◆ WHAT YOU WILL DO: Return every line of the material exactly.

◆ EXTRACTED RECORDS:
[BEGIN]

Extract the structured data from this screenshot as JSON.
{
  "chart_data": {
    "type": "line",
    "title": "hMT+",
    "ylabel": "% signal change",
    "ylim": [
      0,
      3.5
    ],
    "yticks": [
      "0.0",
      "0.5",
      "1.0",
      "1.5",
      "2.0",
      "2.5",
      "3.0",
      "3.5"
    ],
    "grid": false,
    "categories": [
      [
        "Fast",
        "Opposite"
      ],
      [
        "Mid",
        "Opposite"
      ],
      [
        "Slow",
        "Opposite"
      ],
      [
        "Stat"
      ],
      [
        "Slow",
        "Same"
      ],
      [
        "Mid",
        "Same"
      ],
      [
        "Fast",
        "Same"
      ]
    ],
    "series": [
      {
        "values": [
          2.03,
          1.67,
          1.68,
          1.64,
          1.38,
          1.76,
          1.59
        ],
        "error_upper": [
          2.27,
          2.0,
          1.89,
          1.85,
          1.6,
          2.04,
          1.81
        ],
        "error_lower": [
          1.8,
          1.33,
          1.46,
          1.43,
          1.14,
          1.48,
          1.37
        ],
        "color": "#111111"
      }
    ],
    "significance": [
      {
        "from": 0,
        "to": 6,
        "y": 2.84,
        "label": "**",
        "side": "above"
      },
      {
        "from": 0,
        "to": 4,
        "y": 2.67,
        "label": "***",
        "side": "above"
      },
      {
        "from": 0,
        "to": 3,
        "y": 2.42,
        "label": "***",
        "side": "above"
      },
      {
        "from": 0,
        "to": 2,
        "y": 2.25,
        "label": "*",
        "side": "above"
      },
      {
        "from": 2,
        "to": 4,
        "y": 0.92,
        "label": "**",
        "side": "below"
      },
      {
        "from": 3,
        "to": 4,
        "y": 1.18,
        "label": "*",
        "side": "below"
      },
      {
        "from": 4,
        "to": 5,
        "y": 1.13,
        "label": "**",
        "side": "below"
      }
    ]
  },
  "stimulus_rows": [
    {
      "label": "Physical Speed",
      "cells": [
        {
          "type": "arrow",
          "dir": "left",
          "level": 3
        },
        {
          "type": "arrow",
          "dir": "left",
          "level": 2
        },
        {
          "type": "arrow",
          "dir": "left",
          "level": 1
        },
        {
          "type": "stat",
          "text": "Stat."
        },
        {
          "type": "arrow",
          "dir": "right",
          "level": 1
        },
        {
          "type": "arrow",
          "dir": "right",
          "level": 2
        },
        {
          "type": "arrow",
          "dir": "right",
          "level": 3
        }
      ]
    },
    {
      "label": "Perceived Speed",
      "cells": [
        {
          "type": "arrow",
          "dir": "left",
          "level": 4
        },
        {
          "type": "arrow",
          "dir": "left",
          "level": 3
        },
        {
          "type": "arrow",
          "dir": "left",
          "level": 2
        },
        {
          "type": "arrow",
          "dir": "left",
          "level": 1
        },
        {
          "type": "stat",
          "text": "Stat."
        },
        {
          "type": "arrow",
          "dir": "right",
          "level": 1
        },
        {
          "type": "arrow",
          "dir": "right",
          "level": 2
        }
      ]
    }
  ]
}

[END]

◆ CORRECT OUTPUT:
Extract the structured data from this screenshot as JSON.
{
  "chart_data": {
    "type": "line",
    "title": "hMT+",
    "ylabel": "% signal change",
    "ylim": [
      0,
      3.5
    ],
    "yticks": [
      "0.0",
      "0.5",
      "1.0",
      "1.5",
      "2.0",
      "2.5",
      "3.0",
      "3.5"
    ],
    "grid": false,
    "categories": [
      [
        "Fast",
        "Opposite"
      ],
      [
        "Mid",
        "Opposite"
      ],
      [
        "Slow",
        "Opposite"
      ],
      [
        "Stat"
      ],
      [
        "Slow",
        "Same"
      ],
      [
        "Mid",
        "Same"
      ],
      [
        "Fast",
        "Same"
      ]
    ],
    "series": [
      {
        "values": [
          2.03,
          1.67,
          1.68,
          1.64,
          1.38,
          1.76,
          1.59
        ],
        "error_upper": [
          2.27,
          2.0,
          1.89,
          1.85,
          1.6,
          2.04,
          1.81
        ],
        "error_lower": [
          1.8,
          1.33,
          1.46,
          1.43,
          1.14,
          1.48,
          1.37
        ],
        "color": "#111111"
      }
    ],
    "significance": [
      {
        "from": 0,
        "to": 6,
        "y": 2.84,
        "label": "**",
        "side": "above"
      },
      {
        "from": 0,
        "to": 4,
        "y": 2.67,
        "label": "***",
        "side": "above"
      },
      {
        "from": 0,
        "to": 3,
        "y": 2.42,
        "label": "***",
        "side": "above"
      },
      {
        "from": 0,
        "to": 2,
        "y": 2.25,
        "label": "*",
        "side": "above"
      },
      {
        "from": 2,
        "to": 4,
        "y": 0.92,
        "label": "**",
        "side": "below"
      },
      {
        "from": 3,
        "to": 4,
        "y": 1.18,
        "label": "*",
        "side": "below"
      },
      {
        "from": 4,
        "to": 5,
        "y": 1.13,
        "label": "**",
        "side": "below"
      }
    ]
  },
  "stimulus_rows": [
    {
      "label": "Physical Speed",
      "cells": [
        {
          "type": "arrow",
          "dir": "left",
          "level": 3
        },
        {
          "type": "arrow",
          "dir": "left",
          "level": 2
        },
        {
          "type": "arrow",
          "dir": "left",
          "level": 1
        },
        {
          "type": "stat",
          "text": "Stat."
        },
        {
          "type": "arrow",
          "dir": "right",
          "level": 1
        },
        {
          "type": "arrow",
          "dir": "right",
          "level": 2
        },
        {
          "type": "arrow",
          "dir": "right",
          "level": 3
        }
      ]
    },
    {
      "label": "Perceived Speed",
      "cells": [
        {
          "type": "arrow",
          "dir": "left",
          "level": 4
        },
        {
          "type": "arrow",
          "dir": "left",
          "level": 3
        },
        {
          "type": "arrow",
          "dir": "left",
          "level": 2
        },
        {
          "type": "arrow",
          "dir": "left",
          "level": 1
        },
        {
          "type": "stat",
          "text": "Stat."
        },
        {
          "type": "arrow",
          "dir": "right",
          "level": 1
        },
        {
          "type": "arrow",
          "dir": "right",
          "level": 2
        }
      ]
    }
  ]
}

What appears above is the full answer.